====== RECORDS FOR PROCESSING ======

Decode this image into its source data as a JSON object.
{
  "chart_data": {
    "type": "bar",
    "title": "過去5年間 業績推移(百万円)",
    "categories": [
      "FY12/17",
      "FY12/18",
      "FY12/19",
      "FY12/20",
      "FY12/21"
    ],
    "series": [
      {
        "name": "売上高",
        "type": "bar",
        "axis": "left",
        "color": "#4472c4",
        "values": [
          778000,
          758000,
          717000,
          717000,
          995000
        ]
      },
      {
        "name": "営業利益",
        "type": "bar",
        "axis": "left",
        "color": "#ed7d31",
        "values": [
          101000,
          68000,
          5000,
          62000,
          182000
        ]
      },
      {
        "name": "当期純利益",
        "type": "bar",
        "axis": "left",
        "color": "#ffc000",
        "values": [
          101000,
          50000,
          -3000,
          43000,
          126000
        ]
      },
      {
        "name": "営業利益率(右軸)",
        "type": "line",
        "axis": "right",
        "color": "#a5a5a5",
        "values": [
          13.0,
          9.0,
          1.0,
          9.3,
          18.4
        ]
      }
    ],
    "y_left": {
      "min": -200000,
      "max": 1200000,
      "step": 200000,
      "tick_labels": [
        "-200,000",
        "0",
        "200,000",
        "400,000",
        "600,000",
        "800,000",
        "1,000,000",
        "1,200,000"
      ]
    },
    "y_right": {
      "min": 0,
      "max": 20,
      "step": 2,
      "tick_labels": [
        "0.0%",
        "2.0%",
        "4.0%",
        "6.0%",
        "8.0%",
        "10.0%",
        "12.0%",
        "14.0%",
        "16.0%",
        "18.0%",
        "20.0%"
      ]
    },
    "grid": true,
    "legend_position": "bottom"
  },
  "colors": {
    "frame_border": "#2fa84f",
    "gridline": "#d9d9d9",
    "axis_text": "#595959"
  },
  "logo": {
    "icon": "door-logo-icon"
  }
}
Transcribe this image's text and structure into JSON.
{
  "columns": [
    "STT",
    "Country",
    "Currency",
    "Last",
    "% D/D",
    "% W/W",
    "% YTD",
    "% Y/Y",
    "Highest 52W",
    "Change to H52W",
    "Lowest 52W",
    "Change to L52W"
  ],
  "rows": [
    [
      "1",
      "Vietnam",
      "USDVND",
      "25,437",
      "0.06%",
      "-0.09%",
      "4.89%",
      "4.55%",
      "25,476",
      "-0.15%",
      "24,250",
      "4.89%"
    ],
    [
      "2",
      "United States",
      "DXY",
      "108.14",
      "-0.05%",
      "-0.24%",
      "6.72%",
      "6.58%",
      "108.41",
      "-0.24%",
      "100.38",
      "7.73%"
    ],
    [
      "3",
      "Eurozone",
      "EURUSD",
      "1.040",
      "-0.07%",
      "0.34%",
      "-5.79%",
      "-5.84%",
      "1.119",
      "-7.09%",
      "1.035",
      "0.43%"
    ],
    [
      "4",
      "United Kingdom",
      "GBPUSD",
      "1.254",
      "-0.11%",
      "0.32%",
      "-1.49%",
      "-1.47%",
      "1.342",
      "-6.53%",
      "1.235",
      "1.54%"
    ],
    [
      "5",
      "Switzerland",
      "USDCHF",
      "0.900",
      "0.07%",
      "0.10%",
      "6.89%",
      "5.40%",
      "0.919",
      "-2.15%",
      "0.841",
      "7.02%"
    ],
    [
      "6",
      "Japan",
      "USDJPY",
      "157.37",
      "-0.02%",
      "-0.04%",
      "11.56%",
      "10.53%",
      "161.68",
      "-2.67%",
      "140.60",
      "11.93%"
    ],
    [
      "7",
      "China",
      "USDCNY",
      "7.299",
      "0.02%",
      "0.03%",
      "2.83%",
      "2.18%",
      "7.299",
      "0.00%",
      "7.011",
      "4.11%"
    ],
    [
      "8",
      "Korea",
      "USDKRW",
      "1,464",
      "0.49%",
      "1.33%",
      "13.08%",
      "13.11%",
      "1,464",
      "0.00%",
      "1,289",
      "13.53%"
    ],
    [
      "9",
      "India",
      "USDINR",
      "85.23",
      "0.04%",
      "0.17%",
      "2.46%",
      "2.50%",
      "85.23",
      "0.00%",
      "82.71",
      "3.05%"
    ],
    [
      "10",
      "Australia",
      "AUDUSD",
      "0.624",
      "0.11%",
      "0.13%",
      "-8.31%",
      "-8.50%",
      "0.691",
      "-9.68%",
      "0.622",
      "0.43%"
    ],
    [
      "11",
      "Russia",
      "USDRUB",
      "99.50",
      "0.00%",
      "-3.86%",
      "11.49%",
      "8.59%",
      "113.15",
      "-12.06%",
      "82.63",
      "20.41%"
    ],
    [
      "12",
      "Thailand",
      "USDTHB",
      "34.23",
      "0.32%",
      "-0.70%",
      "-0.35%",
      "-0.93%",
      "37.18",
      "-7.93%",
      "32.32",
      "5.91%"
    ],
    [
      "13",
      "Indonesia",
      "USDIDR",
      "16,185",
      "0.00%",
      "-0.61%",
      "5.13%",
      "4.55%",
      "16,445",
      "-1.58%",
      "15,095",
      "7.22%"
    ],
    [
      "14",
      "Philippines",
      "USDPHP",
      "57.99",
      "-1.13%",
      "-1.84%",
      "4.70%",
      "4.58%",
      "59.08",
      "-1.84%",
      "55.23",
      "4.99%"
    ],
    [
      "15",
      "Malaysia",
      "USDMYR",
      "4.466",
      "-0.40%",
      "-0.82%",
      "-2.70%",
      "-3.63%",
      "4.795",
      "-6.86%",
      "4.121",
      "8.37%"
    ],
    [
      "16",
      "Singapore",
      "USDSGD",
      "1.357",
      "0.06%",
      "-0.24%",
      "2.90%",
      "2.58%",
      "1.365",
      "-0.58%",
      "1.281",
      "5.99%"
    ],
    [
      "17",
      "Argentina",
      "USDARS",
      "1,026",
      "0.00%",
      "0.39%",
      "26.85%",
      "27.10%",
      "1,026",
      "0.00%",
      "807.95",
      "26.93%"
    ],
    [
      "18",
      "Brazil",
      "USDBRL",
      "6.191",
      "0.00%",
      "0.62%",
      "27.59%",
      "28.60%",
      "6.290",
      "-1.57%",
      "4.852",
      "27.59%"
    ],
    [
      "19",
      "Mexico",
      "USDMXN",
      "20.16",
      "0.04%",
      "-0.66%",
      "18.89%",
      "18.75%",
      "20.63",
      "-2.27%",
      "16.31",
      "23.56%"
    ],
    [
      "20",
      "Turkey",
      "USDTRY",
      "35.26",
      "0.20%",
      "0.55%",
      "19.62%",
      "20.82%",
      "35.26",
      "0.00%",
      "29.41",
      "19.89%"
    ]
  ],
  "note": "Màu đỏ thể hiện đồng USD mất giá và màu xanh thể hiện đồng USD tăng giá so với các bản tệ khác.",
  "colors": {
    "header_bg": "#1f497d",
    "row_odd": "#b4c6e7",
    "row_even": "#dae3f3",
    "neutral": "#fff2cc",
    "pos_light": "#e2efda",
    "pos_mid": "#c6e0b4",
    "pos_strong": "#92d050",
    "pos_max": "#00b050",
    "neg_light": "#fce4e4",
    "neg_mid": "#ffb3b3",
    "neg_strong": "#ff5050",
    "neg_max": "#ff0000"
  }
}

======

Quote every entry exactly.

> **SOLVED PROBLEM**:
Decode this image into its source data as a JSON object.
{
  "chart_data": {
    "type": "bar",
    "title": "過去5年間 業績推移(百万円)",
    "categories": [
      "FY12/17",
      "FY12/18",
      "FY12/19",
      "FY12/20",
      "FY12/21"
    ],
    "series": [
      {
        "name": "売上高",
        "type": "bar",
        "axis": "left",
        "color": "#4472c4",
        "values": [
          778000,
          758000,
          717000,
          717000,
          995000
        ]
      },
      {
        "name": "営業利益",
        "type": "bar",
        "axis": "left",
        "color": "#ed7d31",
        "values": [
          101000,
          68000,
          5000,
          62000,
          182000
        ]
      },
      {
        "name": "当期純利益",
        "type": "bar",
        "axis": "left",
        "color": "#ffc000",
        "values": [
          101000,
          50000,
          -3000,
          43000,
          126000
        ]
      },
      {
        "name": "営業利益率(右軸)",
        "type": "line",
        "axis": "right",
        "color": "#a5a5a5",
        "values": [
          13.0,
          9.0,
          1.0,
          9.3,
          18.4
        ]
      }
    ],
    "y_left": {
      "min": -200000,
      "max": 1200000,
      "step": 200000,
      "tick_labels": [
        "-200,000",
        "0",
        "200,000",
        "400,000",
        "600,000",
        "800,000",
        "1,000,000",
        "1,200,000"
      ]
    },
    "y_right": {
      "min": 0,
      "max": 20,
      "step": 2,
      "tick_labels": [
        "0.0%",
        "2.0%",
        "4.0%",
        "6.0%",
        "8.0%",
        "10.0%",
        "12.0%",
        "14.0%",
        "16.0%",
        "18.0%",
        "20.0%"
      ]
    },
    "grid": true,
    "legend_position": "bottom"
  },
  "colors": {
    "frame_border": "#2fa84f",
    "gridline": "#d9d9d9",
    "axis_text": "#595959"
  },
  "logo": {
    "icon": "door-logo-icon"
  }
}
Transcribe this image's text and structure into JSON.
{
  "columns": [
    "STT",
    "Country",
    "Currency",
    "Last",
    "% D/D",
    "% W/W",
    "% YTD",
    "% Y/Y",
    "Highest 52W",
    "Change to H52W",
    "Lowest 52W",
    "Change to L52W"
  ],
  "rows": [
    [
      "1",
      "Vietnam",
      "USDVND",
      "25,437",
      "0.06%",
      "-0.09%",
      "4.89%",
      "4.55%",
      "25,476",
      "-0.15%",
      "24,250",
      "4.89%"
    ],
    [
      "2",
      "United States",
      "DXY",
      "108.14",
      "-0.05%",
      "-0.24%",
      "6.72%",
      "6.58%",
      "108.41",
      "-0.24%",
      "100.38",
      "7.73%"
    ],
    [
      "3",
      "Eurozone",
      "EURUSD",
      "1.040",
      "-0.07%",
      "0.34%",
      "-5.79%",
      "-5.84%",
      "1.119",
      "-7.09%",
      "1.035",
      "0.43%"
    ],
    [
      "4",
      "United Kingdom",
      "GBPUSD",
      "1.254",
      "-0.11%",
      "0.32%",
      "-1.49%",
      "-1.47%",
      "1.342",
      "-6.53%",
      "1.235",
      "1.54%"
    ],
    [
      "5",
      "Switzerland",
      "USDCHF",
      "0.900",
      "0.07%",
      "0.10%",
      "6.89%",
      "5.40%",
      "0.919",
      "-2.15%",
      "0.841",
      "7.02%"
    ],
    [
      "6",
      "Japan",
      "USDJPY",
      "157.37",
      "-0.02%",
      "-0.04%",
      "11.56%",
      "10.53%",
      "161.68",
      "-2.67%",
      "140.60",
      "11.93%"
    ],
    [
      "7",
      "China",
      "USDCNY",
      "7.299",
      "0.02%",
      "0.03%",
      "2.83%",
      "2.18%",
      "7.299",
      "0.00%",
      "7.011",
      "4.11%"
    ],
    [
      "8",
      "Korea",
      "USDKRW",
      "1,464",
      "0.49%",
      "1.33%",
      "13.08%",
      "13.11%",
      "1,464",
      "0.00%",
      "1,289",
      "13.53%"
    ],
    [
      "9",
      "India",
      "USDINR",
      "85.23",
      "0.04%",
      "0.17%",
      "2.46%",
      "2.50%",
      "85.23",
      "0.00%",
      "82.71",
      "3.05%"
    ],
    [
      "10",
      "Australia",
      "AUDUSD",
      "0.624",
      "0.11%",
      "0.13%",
      "-8.31%",
      "-8.50%",
      "0.691",
      "-9.68%",
      "0.622",
      "0.43%"
    ],
    [
      "11",
      "Russia",
      "USDRUB",
      "99.50",
      "0.00%",
      "-3.86%",
      "11.49%",
      "8.59%",
      "113.15",
      "-12.06%",
      "82.63",
      "20.41%"
    ],
    [
      "12",
      "Thailand",
      "USDTHB",
      "34.23",
      "0.32%",
      "-0.70%",
      "-0.35%",
      "-0.93%",
      "37.18",
      "-7.93%",
      "32.32",
      "5.91%"
    ],
    [
      "13",
      "Indonesia",
      "USDIDR",
      "16,185",
      "0.00%",
      "-0.61%",
      "5.13%",
      "4.55%",
      "16,445",
      "-1.58%",
      "15,095",
      "7.22%"
    ],
    [
      "14",
      "Philippines",
      "USDPHP",
      "57.99",
      "-1.13%",
      "-1.84%",
      "4.70%",
      "4.58%",
      "59.08",
      "-1.84%",
      "55.23",
      "4.99%"
    ],
    [
      "15",
      "Malaysia",
      "USDMYR",
      "4.466",
      "-0.40%",
      "-0.82%",
      "-2.70%",
      "-3.63%",
      "4.795",
      "-6.86%",
      "4.121",
      "8.37%"
    ],
    [
      "16",
      "Singapore",
      "USDSGD",
      "1.357",
      "0.06%",
      "-0.24%",
      "2.90%",
      "2.58%",
      "1.365",
      "-0.58%",
      "1.281",
      "5.99%"
    ],
    [
      "17",
      "Argentina",
      "USDARS",
      "1,026",
      "0.00%",
      "0.39%",
      "26.85%",
      "27.10%",
      "1,026",
      "0.00%",
      "807.95",
      "26.93%"
    ],
    [
      "18",
      "Brazil",
      "USDBRL",
      "6.191",
      "0.00%",
      "0.62%",
      "27.59%",
      "28.60%",
      "6.290",
      "-1.57%",
      "4.852",
      "27.59%"
    ],
    [
      "19",
      "Mexico",
      "USDMXN",
      "20.16",
      "0.04%",
      "-0.66%",
      "18.89%",
      "18.75%",
      "20.63",
      "-2.27%",
      "16.31",
      "23.56%"
    ],
    [
      "20",
      "Turkey",
      "USDTRY",
      "35.26",
      "0.20%",
      "0.55%",
      "19.62%",
      "20.82%",
      "35.26",
      "0.00%",
      "29.41",
      "19.89%"
    ]
  ],
  "note": "Màu đỏ thể hiện đồng USD mất giá và màu xanh thể hiện đồng USD tăng giá so với các bản tệ khác.",
  "colors": {
    "header_bg": "#1f497d",
    "row_odd": "#b4c6e7",
    "row_even": "#dae3f3",
    "neutral": "#fff2cc",
    "pos_light": "#e2efda",
    "pos_mid": "#c6e0b4",
    "pos_strong": "#92d050",
    "pos_max": "#00b050",
    "neg_light": "#fce4e4",
    "neg_mid": "#ffb3b3",
    "neg_strong": "#ff5050",
    "neg_max": "#ff0000"
  }
}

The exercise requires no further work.